■ **To do**: Reproduce the full listing below unchanged, apart from the pictures.

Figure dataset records

• • •

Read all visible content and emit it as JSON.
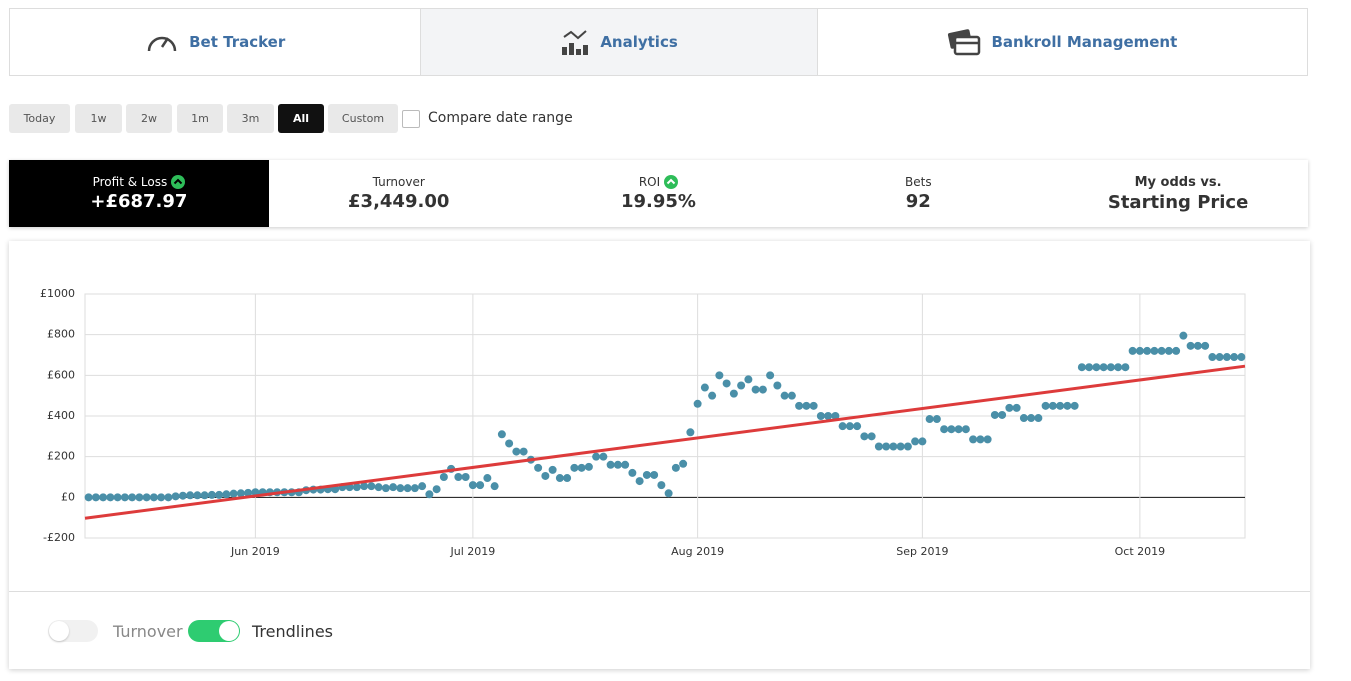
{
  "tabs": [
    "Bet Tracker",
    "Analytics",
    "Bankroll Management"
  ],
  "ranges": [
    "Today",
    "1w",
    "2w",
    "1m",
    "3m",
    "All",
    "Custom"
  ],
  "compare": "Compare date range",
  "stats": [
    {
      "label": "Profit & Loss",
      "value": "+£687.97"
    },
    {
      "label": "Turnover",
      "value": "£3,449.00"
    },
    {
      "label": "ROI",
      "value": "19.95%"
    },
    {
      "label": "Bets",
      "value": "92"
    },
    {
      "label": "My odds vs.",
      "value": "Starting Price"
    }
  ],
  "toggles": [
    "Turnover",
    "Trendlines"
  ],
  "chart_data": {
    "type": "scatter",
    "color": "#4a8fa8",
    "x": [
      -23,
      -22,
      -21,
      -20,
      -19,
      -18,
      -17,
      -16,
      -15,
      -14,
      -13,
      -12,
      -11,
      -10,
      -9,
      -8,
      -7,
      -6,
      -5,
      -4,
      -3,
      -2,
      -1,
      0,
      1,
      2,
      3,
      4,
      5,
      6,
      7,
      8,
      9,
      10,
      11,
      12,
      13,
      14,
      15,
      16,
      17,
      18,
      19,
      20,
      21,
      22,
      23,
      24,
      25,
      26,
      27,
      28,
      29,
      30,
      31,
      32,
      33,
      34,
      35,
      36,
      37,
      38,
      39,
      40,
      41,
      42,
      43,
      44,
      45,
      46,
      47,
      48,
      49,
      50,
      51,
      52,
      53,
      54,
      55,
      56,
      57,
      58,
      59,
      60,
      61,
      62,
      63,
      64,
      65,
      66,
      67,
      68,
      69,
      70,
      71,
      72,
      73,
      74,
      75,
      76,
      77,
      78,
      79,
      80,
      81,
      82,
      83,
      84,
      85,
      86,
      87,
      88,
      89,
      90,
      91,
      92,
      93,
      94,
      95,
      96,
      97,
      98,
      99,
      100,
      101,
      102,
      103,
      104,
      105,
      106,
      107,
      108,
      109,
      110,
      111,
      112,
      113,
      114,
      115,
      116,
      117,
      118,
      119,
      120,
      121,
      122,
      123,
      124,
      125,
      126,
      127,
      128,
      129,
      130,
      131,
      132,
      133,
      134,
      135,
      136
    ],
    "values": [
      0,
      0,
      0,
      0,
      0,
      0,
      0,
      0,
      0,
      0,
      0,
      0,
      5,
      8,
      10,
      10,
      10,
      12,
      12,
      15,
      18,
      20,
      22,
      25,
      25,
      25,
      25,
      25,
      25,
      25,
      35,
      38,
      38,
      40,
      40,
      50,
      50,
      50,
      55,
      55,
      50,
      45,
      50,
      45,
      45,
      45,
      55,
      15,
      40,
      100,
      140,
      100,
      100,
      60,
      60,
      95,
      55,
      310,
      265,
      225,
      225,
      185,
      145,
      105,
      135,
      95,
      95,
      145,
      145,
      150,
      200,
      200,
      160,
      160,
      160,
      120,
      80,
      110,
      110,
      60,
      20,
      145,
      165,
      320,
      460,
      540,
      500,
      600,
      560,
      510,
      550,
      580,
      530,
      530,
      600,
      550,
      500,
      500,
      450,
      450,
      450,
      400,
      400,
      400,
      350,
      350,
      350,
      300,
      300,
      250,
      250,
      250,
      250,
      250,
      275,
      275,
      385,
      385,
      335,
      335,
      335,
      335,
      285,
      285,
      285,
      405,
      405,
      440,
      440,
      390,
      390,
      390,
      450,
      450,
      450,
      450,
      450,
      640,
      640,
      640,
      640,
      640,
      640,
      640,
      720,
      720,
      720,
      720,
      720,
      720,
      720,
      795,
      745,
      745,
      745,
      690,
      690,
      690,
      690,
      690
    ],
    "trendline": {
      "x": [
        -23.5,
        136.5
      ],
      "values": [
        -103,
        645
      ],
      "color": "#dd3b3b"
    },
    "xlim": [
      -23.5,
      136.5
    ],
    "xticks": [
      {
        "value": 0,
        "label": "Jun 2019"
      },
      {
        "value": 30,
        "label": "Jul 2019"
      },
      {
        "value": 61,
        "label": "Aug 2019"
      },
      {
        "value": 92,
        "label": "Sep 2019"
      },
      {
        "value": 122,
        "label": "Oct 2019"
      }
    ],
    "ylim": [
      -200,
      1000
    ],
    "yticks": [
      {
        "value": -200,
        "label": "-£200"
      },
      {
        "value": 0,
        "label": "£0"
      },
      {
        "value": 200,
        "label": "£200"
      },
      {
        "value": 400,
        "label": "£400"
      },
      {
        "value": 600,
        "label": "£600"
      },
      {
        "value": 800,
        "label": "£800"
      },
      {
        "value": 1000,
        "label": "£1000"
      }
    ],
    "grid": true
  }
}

• • •

■ **Right answer**:
Read all visible content and emit it as JSON.
{
  "tabs": [
    "Bet Tracker",
    "Analytics",
    "Bankroll Management"
  ],
  "ranges": [
    "Today",
    "1w",
    "2w",
    "1m",
    "3m",
    "All",
    "Custom"
  ],
  "compare": "Compare date range",
  "stats": [
    {
      "label": "Profit & Loss",
      "value": "+£687.97"
    },
    {
      "label": "Turnover",
      "value": "£3,449.00"
    },
    {
      "label": "ROI",
      "value": "19.95%"
    },
    {
      "label": "Bets",
      "value": "92"
    },
    {
      "label": "My odds vs.",
      "value": "Starting Price"
    }
  ],
  "toggles": [
    "Turnover",
    "Trendlines"
  ],
  "chart_data": {
    "type": "scatter",
    "color": "#4a8fa8",
    "x": [
      -23,
      -22,
      -21,
      -20,
      -19,
      -18,
      -17,
      -16,
      -15,
      -14,
      -13,
      -12,
      -11,
      -10,
      -9,
      -8,
      -7,
      -6,
      -5,
      -4,
      -3,
      -2,
      -1,
      0,
      1,
      2,
      3,
      4,
      5,
      6,
      7,
      8,
      9,
      10,
      11,
      12,
      13,
      14,
      15,
      16,
      17,
      18,
      19,
      20,
      21,
      22,
      23,
      24,
      25,
      26,
      27,
      28,
      29,
      30,
      31,
      32,
      33,
      34,
      35,
      36,
      37,
      38,
      39,
      40,
      41,
      42,
      43,
      44,
      45,
      46,
      47,
      48,
      49,
      50,
      51,
      52,
      53,
      54,
      55,
      56,
      57,
      58,
      59,
      60,
      61,
      62,
      63,
      64,
      65,
      66,
      67,
      68,
      69,
      70,
      71,
      72,
      73,
      74,
      75,
      76,
      77,
      78,
      79,
      80,
      81,
      82,
      83,
      84,
      85,
      86,
      87,
      88,
      89,
      90,
      91,
      92,
      93,
      94,
      95,
      96,
      97,
      98,
      99,
      100,
      101,
      102,
      103,
      104,
      105,
      106,
      107,
      108,
      109,
      110,
      111,
      112,
      113,
      114,
      115,
      116,
      117,
      118,
      119,
      120,
      121,
      122,
      123,
      124,
      125,
      126,
      127,
      128,
      129,
      130,
      131,
      132,
      133,
      134,
      135,
      136
    ],
    "values": [
      0,
      0,
      0,
      0,
      0,
      0,
      0,
      0,
      0,
      0,
      0,
      0,
      5,
      8,
      10,
      10,
      10,
      12,
      12,
      15,
      18,
      20,
      22,
      25,
      25,
      25,
      25,
      25,
      25,
      25,
      35,
      38,
      38,
      40,
      40,
      50,
      50,
      50,
      55,
      55,
      50,
      45,
      50,
      45,
      45,
      45,
      55,
      15,
      40,
      100,
      140,
      100,
      100,
      60,
      60,
      95,
      55,
      310,
      265,
      225,
      225,
      185,
      145,
      105,
      135,
      95,
      95,
      145,
      145,
      150,
      200,
      200,
      160,
      160,
      160,
      120,
      80,
      110,
      110,
      60,
      20,
      145,
      165,
      320,
      460,
      540,
      500,
      600,
      560,
      510,
      550,
      580,
      530,
      530,
      600,
      550,
      500,
      500,
      450,
      450,
      450,
      400,
      400,
      400,
      350,
      350,
      350,
      300,
      300,
      250,
      250,
      250,
      250,
      250,
      275,
      275,
      385,
      385,
      335,
      335,
      335,
      335,
      285,
      285,
      285,
      405,
      405,
      440,
      440,
      390,
      390,
      390,
      450,
      450,
      450,
      450,
      450,
      640,
      640,
      640,
      640,
      640,
      640,
      640,
      720,
      720,
      720,
      720,
      720,
      720,
      720,
      795,
      745,
      745,
      745,
      690,
      690,
      690,
      690,
      690
    ],
    "trendline": {
      "x": [
        -23.5,
        136.5
      ],
      "values": [
        -103,
        645
      ],
      "color": "#dd3b3b"
    },
    "xlim": [
      -23.5,
      136.5
    ],
    "xticks": [
      {
        "value": 0,
        "label": "Jun 2019"
      },
      {
        "value": 30,
        "label": "Jul 2019"
      },
      {
        "value": 61,
        "label": "Aug 2019"
      },
      {
        "value": 92,
        "label": "Sep 2019"
      },
      {
        "value": 122,
        "label": "Oct 2019"
      }
    ],
    "ylim": [
      -200,
      1000
    ],
    "yticks": [
      {
        "value": -200,
        "label": "-£200"
      },
      {
        "value": 0,
        "label": "£0"
      },
      {
        "value": 200,
        "label": "£200"
      },
      {
        "value": 400,
        "label": "£400"
      },
      {
        "value": 600,
        "label": "£600"
      },
      {
        "value": 800,
        "label": "£800"
      },
      {
        "value": 1000,
        "label": "£1000"
      }
    ],
    "grid": true
  }
}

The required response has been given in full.